> _GIVEN INSTRUCTION_
Identify the lines containing the word "applicants". Copy each one.

> _RECORDS SUPPLIED_
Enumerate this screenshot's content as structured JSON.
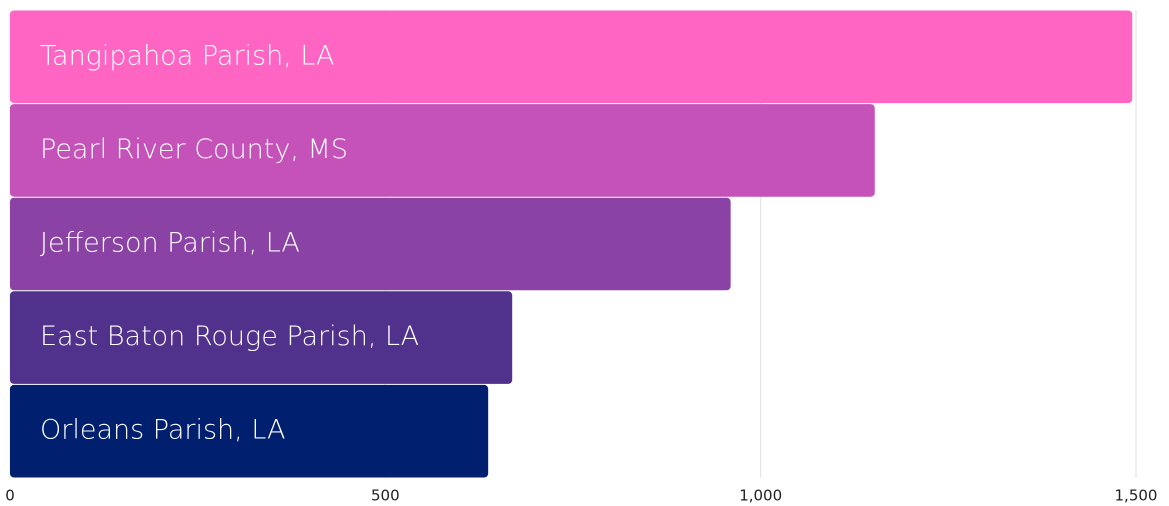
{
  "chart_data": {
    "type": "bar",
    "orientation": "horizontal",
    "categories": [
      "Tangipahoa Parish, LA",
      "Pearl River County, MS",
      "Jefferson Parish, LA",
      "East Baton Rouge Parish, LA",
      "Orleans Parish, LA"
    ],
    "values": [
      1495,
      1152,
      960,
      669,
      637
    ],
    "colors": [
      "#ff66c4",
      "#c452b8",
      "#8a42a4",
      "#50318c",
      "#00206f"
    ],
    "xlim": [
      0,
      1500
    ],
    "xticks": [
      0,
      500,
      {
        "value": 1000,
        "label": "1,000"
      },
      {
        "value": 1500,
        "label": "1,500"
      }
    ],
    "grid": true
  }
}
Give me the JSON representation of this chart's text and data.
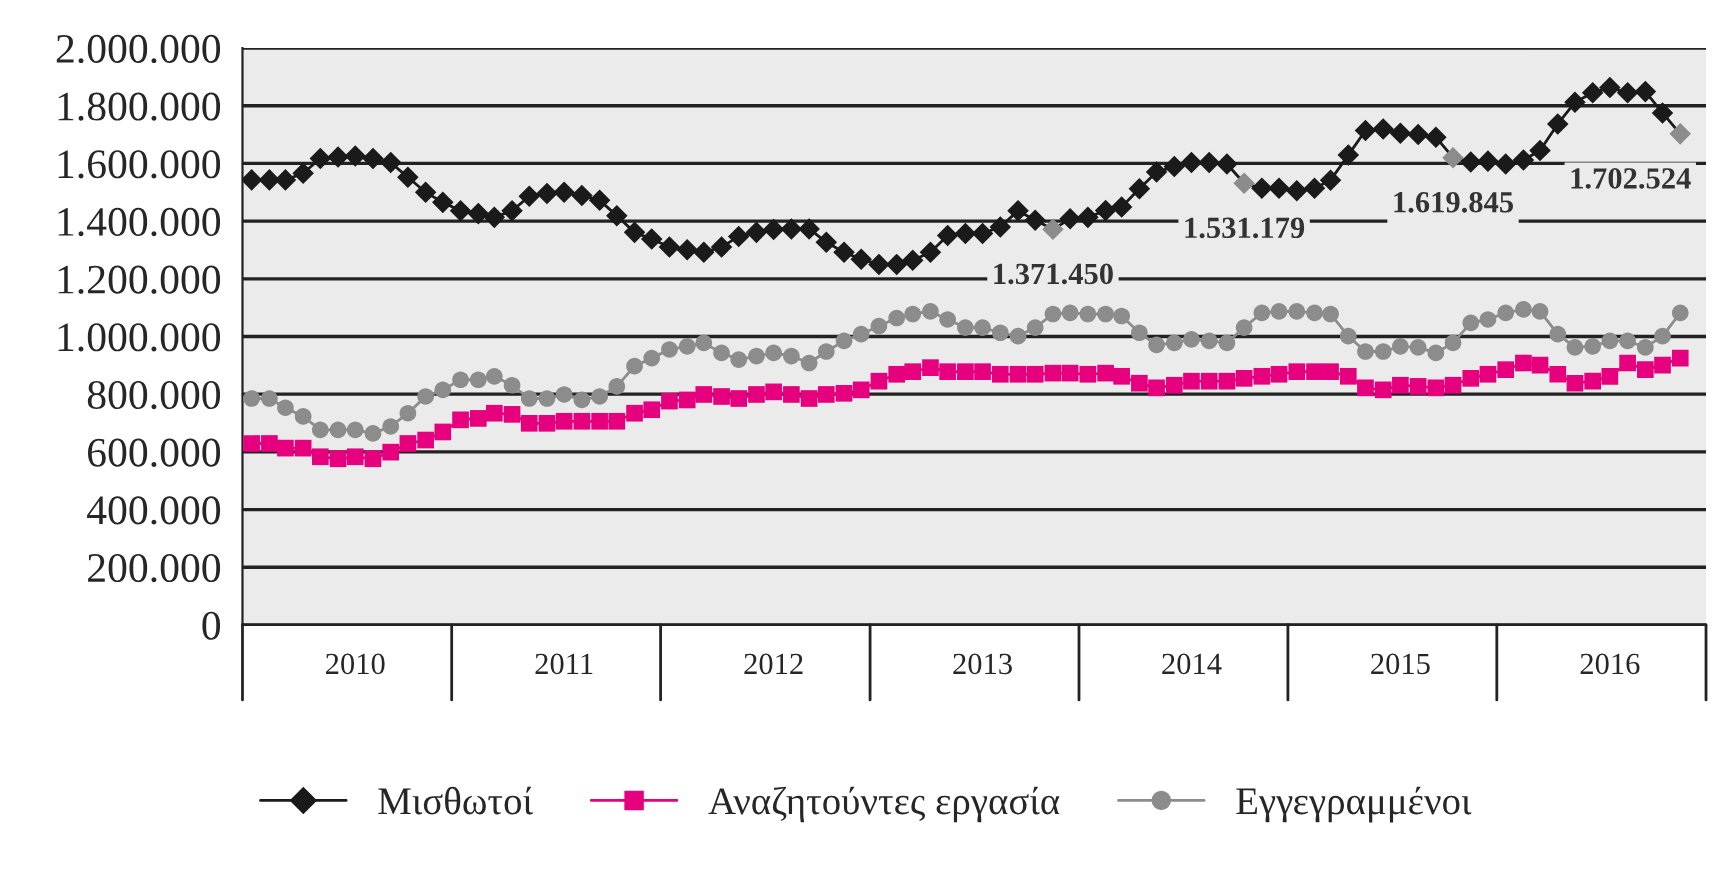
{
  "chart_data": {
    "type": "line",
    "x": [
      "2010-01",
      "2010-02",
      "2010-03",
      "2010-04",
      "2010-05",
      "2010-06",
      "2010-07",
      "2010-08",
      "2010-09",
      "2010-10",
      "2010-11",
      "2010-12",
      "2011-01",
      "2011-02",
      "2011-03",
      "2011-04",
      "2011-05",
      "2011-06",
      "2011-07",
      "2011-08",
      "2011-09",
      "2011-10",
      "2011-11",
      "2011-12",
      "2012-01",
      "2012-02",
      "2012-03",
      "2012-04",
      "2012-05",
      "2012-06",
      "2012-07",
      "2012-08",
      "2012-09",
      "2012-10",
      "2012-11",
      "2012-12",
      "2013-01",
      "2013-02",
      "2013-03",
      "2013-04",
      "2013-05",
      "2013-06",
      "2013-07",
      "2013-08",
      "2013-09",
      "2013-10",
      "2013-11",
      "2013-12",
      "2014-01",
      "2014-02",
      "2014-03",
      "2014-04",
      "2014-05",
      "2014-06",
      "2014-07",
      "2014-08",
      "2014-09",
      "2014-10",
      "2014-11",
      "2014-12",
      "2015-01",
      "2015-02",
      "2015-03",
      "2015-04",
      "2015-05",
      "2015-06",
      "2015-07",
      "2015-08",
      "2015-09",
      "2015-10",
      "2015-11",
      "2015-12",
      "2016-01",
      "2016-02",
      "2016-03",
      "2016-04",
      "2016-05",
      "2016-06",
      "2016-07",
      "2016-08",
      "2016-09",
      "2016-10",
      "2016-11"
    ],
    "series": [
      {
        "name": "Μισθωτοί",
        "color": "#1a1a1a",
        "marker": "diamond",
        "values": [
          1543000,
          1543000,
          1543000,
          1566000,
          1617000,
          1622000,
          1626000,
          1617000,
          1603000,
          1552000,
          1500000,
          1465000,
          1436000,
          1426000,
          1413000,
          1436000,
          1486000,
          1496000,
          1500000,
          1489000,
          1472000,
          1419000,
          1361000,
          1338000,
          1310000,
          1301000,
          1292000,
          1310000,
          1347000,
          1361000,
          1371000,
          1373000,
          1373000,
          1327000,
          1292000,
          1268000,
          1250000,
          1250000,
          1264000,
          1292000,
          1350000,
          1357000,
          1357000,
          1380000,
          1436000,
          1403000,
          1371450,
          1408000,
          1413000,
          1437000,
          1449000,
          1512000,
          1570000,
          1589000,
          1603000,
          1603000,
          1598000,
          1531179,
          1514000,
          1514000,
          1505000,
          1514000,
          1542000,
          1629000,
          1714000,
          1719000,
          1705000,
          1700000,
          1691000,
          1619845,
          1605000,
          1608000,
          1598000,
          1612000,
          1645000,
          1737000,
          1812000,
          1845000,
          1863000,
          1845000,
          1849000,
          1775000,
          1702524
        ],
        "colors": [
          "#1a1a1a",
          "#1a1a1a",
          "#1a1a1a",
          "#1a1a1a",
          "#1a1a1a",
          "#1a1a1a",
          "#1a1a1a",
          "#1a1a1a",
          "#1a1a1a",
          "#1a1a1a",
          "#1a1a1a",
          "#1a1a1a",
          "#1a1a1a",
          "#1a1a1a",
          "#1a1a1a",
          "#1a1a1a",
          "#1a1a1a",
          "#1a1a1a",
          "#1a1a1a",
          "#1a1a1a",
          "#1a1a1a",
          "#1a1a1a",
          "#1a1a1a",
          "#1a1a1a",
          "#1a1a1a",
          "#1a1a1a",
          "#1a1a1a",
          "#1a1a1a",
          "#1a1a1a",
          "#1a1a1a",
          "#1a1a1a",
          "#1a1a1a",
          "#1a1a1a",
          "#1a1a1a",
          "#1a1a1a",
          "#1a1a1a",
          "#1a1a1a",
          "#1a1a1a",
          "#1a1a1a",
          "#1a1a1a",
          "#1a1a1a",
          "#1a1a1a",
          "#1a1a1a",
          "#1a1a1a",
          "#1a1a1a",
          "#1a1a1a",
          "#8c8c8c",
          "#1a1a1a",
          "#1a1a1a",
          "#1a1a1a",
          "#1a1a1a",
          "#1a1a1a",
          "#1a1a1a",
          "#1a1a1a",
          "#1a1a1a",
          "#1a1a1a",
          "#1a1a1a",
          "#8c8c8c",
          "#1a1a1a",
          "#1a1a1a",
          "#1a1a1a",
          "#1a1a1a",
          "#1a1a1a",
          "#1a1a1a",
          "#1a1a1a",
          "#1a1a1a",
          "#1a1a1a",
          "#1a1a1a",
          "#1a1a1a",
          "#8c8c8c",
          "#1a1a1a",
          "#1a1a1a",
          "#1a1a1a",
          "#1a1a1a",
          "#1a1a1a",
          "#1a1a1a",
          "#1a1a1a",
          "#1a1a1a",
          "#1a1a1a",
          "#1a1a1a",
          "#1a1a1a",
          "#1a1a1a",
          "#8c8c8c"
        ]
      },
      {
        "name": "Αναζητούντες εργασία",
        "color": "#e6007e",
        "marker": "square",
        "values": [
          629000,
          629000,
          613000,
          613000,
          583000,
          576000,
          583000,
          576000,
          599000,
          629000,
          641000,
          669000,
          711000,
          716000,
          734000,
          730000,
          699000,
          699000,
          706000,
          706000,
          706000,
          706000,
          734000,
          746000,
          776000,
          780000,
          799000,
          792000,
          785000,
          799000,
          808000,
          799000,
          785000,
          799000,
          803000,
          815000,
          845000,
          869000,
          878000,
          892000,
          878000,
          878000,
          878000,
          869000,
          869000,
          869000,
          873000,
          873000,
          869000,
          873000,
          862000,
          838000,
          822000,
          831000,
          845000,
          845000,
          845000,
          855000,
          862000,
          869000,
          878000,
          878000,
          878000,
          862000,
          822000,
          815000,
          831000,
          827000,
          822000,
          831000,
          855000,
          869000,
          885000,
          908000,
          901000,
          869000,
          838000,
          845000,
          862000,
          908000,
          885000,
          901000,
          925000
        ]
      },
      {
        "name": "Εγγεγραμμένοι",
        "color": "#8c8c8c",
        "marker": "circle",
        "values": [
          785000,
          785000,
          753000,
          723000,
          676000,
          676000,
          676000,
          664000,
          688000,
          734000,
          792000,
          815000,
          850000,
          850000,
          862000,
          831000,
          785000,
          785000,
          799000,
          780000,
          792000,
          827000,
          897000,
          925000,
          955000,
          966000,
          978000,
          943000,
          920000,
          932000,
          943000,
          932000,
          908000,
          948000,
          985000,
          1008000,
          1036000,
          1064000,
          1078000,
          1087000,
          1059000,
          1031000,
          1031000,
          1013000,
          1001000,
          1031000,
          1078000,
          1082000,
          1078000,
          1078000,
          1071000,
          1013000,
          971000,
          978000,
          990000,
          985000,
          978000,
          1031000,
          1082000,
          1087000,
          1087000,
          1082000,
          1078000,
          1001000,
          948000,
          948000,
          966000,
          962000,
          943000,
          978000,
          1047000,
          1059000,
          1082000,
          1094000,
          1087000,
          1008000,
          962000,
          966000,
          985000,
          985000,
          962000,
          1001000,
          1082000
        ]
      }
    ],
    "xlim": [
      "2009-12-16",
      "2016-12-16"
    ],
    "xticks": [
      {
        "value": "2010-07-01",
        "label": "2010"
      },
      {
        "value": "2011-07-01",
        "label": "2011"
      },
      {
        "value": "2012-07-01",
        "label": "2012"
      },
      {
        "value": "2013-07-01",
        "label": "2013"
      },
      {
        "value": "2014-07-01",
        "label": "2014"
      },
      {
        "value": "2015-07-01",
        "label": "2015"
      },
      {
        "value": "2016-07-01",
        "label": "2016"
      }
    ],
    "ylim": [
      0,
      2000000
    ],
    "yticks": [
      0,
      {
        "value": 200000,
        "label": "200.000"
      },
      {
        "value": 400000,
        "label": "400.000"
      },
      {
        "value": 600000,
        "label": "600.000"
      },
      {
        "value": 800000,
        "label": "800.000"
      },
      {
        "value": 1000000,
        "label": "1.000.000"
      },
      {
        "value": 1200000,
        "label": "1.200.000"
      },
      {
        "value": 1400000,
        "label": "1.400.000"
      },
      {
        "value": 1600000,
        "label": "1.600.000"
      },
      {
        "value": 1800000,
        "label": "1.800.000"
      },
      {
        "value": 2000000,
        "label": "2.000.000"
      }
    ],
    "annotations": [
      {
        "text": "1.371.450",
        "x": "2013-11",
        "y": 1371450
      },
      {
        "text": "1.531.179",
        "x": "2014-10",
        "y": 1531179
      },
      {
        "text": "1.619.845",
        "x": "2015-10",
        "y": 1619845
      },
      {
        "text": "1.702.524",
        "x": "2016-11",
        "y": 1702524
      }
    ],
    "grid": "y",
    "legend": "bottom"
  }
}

--

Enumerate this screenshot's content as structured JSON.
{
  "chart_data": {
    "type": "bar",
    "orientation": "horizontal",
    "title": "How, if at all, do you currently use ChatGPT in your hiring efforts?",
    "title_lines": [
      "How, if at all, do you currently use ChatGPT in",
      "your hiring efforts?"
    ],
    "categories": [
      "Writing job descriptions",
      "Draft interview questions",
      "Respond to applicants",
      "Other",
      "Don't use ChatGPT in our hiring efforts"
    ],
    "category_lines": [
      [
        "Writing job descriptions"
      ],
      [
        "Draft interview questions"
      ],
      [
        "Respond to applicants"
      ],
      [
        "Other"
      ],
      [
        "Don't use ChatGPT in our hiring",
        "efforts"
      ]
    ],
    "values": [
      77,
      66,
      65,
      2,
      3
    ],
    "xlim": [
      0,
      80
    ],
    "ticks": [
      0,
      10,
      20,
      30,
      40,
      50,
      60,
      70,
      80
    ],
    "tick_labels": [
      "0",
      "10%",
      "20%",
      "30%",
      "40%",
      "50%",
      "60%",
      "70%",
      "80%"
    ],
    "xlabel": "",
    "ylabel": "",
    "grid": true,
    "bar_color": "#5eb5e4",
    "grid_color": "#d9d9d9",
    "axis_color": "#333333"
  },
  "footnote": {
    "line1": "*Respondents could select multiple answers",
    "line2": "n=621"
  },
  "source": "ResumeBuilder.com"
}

> _WRITTEN RESPONSE_
      "Respond to applicants",
        "Respond to applicants"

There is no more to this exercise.